▶ [AIM OF THE TASK]: All lines featuring the string "source" are to be listed.

## START DATA ENTRIES

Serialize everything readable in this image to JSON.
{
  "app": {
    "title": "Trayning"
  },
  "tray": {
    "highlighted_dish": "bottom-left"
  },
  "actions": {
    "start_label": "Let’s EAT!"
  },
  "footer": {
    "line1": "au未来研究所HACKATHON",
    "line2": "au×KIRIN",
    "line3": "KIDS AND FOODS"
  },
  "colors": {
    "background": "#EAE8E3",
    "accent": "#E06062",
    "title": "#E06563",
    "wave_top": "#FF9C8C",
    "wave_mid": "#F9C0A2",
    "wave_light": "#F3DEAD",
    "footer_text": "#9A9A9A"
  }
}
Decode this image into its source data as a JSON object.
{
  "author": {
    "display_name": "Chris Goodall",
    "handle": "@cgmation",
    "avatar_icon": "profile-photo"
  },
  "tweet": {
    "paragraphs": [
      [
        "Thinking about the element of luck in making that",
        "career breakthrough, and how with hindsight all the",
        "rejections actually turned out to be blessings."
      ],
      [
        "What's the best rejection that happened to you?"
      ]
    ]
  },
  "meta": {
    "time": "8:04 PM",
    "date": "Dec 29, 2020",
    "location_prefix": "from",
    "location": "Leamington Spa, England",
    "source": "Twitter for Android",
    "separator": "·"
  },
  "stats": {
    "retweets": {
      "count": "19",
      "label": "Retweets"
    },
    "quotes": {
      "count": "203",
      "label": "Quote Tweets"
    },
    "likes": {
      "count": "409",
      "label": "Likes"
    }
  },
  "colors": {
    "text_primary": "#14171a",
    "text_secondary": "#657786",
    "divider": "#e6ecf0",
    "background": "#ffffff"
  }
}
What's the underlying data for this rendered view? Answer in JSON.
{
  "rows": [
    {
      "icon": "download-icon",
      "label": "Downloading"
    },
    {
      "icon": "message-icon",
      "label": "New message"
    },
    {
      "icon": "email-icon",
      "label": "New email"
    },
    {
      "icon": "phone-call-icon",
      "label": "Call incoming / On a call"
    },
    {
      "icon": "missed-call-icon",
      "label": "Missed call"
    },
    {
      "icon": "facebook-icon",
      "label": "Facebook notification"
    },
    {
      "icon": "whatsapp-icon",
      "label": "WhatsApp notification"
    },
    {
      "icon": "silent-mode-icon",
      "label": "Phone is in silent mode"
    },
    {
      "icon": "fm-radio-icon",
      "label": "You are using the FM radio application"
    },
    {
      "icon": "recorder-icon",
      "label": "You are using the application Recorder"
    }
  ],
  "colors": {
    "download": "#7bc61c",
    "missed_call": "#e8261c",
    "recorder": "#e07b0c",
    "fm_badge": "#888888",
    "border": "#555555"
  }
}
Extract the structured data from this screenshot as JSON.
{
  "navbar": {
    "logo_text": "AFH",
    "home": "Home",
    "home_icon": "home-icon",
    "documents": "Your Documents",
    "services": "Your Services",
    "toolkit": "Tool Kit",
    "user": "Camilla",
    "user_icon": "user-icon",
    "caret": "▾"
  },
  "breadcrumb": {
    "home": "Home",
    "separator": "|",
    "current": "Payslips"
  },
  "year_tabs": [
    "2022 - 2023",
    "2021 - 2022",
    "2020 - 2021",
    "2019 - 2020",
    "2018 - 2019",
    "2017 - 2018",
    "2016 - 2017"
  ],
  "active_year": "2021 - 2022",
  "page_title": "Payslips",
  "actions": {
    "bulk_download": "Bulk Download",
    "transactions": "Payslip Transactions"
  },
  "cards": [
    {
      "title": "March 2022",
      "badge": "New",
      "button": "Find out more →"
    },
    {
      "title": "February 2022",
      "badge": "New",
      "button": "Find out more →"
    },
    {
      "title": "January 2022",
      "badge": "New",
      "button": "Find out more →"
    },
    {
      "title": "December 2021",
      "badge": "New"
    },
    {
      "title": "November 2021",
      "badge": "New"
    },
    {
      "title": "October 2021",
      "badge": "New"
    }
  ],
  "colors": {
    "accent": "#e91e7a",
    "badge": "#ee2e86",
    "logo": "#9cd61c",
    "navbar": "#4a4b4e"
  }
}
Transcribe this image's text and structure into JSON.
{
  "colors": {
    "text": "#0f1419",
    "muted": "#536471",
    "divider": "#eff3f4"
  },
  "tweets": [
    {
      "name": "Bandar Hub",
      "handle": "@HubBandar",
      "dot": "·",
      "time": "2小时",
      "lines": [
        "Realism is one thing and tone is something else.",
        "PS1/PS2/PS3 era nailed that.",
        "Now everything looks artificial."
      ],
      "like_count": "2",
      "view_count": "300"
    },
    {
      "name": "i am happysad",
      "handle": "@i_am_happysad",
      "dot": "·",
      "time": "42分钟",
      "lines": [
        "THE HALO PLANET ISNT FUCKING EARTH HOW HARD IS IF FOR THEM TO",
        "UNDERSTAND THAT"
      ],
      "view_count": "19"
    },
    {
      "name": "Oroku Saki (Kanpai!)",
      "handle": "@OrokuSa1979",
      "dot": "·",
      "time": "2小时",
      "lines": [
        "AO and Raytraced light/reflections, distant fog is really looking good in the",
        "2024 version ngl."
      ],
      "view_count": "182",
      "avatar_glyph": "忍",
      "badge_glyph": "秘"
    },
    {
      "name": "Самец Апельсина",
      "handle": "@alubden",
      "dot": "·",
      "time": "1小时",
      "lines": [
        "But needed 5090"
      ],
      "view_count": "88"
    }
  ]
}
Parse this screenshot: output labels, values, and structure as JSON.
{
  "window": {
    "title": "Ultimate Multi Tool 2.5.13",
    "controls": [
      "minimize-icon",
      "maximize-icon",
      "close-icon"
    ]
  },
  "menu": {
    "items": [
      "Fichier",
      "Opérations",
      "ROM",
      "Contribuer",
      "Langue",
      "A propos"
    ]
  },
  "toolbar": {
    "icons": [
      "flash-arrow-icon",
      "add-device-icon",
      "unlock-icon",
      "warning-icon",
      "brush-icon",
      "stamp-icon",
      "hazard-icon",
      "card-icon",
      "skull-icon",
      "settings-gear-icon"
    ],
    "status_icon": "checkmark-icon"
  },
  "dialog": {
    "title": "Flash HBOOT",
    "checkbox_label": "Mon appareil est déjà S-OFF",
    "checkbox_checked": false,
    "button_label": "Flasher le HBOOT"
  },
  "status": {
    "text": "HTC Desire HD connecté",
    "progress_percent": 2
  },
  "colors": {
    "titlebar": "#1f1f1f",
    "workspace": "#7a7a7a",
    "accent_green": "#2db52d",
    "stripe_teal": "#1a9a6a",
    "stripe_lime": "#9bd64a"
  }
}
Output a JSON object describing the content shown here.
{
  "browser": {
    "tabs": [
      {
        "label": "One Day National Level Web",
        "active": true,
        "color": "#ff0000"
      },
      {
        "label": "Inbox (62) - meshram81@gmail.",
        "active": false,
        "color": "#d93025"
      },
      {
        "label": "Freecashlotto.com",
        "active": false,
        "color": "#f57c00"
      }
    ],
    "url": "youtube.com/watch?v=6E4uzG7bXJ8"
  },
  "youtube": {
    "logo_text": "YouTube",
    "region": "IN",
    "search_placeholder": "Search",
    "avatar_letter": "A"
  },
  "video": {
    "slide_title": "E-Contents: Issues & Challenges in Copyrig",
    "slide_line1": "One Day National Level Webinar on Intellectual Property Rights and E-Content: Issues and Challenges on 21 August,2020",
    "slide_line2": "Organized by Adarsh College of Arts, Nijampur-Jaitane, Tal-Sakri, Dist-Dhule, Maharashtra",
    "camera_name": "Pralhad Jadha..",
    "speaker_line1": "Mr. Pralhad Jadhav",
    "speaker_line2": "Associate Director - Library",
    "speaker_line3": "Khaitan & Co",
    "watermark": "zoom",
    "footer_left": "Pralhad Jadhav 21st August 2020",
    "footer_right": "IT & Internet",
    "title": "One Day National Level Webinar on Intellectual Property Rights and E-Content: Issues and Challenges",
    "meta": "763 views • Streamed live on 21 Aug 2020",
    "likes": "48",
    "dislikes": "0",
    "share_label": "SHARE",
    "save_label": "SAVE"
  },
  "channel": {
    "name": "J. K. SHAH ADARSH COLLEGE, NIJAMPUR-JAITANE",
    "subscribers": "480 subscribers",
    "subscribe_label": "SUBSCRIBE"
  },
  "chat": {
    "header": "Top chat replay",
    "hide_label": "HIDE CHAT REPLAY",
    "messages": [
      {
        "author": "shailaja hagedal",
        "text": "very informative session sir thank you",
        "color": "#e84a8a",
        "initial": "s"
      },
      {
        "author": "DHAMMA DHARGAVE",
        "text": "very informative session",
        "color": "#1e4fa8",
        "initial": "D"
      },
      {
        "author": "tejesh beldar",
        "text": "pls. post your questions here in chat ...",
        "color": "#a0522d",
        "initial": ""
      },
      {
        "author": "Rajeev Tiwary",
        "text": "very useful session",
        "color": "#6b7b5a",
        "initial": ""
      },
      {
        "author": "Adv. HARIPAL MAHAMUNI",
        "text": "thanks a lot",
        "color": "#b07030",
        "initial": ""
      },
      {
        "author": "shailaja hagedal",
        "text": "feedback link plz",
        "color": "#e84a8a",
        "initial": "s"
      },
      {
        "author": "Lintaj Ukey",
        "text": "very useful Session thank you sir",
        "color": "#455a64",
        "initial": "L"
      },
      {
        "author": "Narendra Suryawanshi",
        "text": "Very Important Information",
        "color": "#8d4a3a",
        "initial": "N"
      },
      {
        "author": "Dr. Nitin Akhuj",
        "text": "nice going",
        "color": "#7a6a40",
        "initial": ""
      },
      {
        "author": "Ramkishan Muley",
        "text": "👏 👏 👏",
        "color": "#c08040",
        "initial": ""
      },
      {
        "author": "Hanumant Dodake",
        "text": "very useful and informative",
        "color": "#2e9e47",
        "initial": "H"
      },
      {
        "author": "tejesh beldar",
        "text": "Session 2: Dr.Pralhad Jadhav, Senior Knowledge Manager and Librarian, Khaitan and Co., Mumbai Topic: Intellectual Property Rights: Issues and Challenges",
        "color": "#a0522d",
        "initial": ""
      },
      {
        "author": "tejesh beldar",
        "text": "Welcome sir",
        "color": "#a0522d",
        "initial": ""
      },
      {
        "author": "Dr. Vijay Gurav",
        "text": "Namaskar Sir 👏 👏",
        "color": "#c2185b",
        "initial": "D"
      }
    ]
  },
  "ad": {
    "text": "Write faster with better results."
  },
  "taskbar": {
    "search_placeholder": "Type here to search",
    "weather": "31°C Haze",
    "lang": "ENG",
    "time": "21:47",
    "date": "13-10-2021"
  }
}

## END DATA ENTRIES

▶ [OUTPUT FOR THIS TASK]:
Decode this image into its source data as a JSON object.
    "source": "Twitter for Android",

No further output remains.